━━━ VORLIEGENDER TEXT ━━━
Was hatte die Berliner CDU von einem Spitzenkandidaten Wolfgang Schäuble zu erwarten? Ihr Wahlkampf hätte einen Kopf gehabt. Sie hätte einen Mann an die Spitze bekommen, den keinerlei Bindung an den Berliner Filz gehindert hätte. Sie hätten in einem Wahlkampf von zweifellos nationaler Bedeutung ein politisches und intellektuelles Gegengewicht zu Gregor Gysi aufzubieten gehabt. Sie hätten einen Spitzenkandidaten gehabt, dem man als einzigem das Wiederaufrollen der für Berlin entscheidenden Frage des Zusammengehens mit Brandenburg hätte zutrauen können, wenn er schon den Einigungsvertrag gemeistert hatte. Schäuble hätte unter Umständen endlich eine schwarz-grüne Option offen halten können, was der Bundes-CDU aus einer strategischen Misere geholfen hätte. Denn die Sozialdemokraten haben derzeit alle Optionen, die CDU faktisch nur die FDP. Nicht zuletzt: Angela Merkel hätte ein hochkalibriges, liberales Gegengewicht im Norden gegenüber der immer mächtiger werdenden bayrisch-hessischen Achse bilden können.

Hätte. Würde. Wäre. Vorbei!

Was spricht stattdessen für die Entscheidung der Berliner CDU? "Die neue Kraft - Dr. Frank Steffel". Das klingt gernegroß. Seit wann führen prominente Politiker einen Dr.-Titel im Namen? Helmut Kohl wurde "Doktor" Helmut Kohl, als man sich von ihm distanzieren wollte. Jung soll der neue Vorsitzende sein - wurde Eberhard Diepgen abgewählt, weil er zu alt war? Muss man ein talentiertes Greenhorn in so einer Kampagne verbrennen? Und Angela Merkel? In der FAZ lese ich Abstruses: "Führung ist nun einmal die Gabe, sich Probleme und Herausforderer vom Halse zu schaffen." So verkommt jeder Begriff von Politik und politischer Führung, die doch gerade darin liegt, Probleme zu lösen und Herausforderer mit einzubinden.

Und Schwarz-Grün? Nicht erst in Berlin rächt sich, dass die CDU in den vergangenen goldenen Jahren weder in Frankfurt noch in Baden-Württemberg noch in Sachsen, also überall da, wo ein solches Bündnis ein bisschen Glanz hätte entfalten können, je einen ernsthaften Versuch gemacht hat, es dazu kommen zu lassen. So ist nicht zuletzt deswegen die Position gewichtiger Stimmen bei den Grünen, die dafür offen waren, immer schwächer geworden. Das ist eine nüchterne, präzise Feststellung.

Müssen Parteien strukturell dumm sein? Sie müssen nicht, aber es kommt immer häufiger vor. Es wird ein merkwürdiger Wahlkampf werden, man wird viel schwarzen Humor brauchen, ihn gut zu bestehen. Und einen Notiz-Zettel, um sich manches für später vorzumerken!
━━━ EINGABEDATEN ━━━
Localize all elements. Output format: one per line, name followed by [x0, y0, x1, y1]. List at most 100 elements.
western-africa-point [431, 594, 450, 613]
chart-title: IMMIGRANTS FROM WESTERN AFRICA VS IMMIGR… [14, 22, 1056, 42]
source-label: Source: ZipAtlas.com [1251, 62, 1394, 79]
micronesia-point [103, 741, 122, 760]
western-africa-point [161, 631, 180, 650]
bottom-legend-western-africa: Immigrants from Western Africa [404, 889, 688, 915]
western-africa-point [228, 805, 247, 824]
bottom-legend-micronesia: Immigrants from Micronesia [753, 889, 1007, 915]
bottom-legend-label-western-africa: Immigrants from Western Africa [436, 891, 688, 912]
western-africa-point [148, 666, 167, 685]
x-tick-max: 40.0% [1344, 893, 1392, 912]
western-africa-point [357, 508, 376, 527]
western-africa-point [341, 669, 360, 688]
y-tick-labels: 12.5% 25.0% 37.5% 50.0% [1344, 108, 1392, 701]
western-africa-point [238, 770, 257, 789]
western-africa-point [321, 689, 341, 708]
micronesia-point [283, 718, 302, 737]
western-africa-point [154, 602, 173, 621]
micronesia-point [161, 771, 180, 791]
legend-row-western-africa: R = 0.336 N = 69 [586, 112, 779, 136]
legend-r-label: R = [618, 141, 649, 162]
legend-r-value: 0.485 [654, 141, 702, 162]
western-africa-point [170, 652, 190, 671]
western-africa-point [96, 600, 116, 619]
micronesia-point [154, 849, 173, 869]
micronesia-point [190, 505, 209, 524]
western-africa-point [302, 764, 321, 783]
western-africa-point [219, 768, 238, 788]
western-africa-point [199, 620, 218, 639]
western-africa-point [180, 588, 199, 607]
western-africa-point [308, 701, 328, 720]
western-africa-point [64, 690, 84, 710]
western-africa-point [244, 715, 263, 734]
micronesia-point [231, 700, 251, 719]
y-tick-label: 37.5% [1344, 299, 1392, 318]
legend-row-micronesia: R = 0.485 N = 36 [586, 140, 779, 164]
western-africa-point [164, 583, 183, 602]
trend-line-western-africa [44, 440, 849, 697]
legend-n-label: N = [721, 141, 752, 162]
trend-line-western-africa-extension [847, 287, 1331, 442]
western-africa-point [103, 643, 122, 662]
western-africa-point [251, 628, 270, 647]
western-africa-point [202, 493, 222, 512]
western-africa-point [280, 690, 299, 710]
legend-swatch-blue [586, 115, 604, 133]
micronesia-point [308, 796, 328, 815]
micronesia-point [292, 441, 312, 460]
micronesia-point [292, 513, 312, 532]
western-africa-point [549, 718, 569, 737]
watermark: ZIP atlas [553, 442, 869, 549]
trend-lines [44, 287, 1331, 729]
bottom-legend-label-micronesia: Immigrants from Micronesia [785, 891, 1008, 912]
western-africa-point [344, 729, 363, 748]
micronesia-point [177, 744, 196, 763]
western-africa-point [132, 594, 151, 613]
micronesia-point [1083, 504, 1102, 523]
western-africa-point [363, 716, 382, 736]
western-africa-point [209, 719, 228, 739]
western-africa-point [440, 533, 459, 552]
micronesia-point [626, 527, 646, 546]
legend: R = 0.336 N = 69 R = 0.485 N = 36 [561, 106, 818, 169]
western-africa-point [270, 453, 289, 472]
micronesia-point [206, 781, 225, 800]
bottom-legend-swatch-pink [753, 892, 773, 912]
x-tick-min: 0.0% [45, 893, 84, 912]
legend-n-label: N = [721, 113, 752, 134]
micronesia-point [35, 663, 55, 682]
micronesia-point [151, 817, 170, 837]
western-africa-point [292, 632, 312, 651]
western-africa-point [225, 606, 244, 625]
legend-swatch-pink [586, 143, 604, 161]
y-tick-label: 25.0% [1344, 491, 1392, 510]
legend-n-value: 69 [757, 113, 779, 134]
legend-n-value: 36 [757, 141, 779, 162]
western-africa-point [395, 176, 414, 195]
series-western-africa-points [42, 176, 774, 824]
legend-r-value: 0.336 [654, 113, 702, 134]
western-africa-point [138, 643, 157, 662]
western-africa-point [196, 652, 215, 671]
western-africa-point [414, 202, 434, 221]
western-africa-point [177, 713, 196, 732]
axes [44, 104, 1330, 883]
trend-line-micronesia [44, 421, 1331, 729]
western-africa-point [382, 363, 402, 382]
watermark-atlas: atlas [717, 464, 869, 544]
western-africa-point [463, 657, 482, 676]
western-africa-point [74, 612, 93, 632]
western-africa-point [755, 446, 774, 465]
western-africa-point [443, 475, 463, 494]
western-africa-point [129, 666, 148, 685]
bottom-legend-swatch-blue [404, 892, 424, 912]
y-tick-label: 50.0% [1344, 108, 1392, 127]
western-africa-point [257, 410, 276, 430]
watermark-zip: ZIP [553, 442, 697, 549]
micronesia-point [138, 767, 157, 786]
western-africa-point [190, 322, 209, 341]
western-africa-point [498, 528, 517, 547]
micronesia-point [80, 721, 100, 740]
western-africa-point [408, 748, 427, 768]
━━━
ARBEITSAUFTRAG 1 -> Welche Personen nennt der Text über die Spitzenkandidatur der Berliner CDU namentlich? Zähle alle auf.
ARBEITSAUFTRAG 2 -> In wie vielen Zeilen steht die Zeichenfolge „bottom“? Gib nur die Zahl an.
Der Text und die Zeilen sind voneinander unabhängiges Material.

ERWARTETE AUSGABE 1 -> Wolfgang Schäuble, Gregor Gysi, Angela Merkel, Frank Steffel, Helmut Kohl, Eberhard Diepgen

ERWARTETE AUSGABE 2 -> 6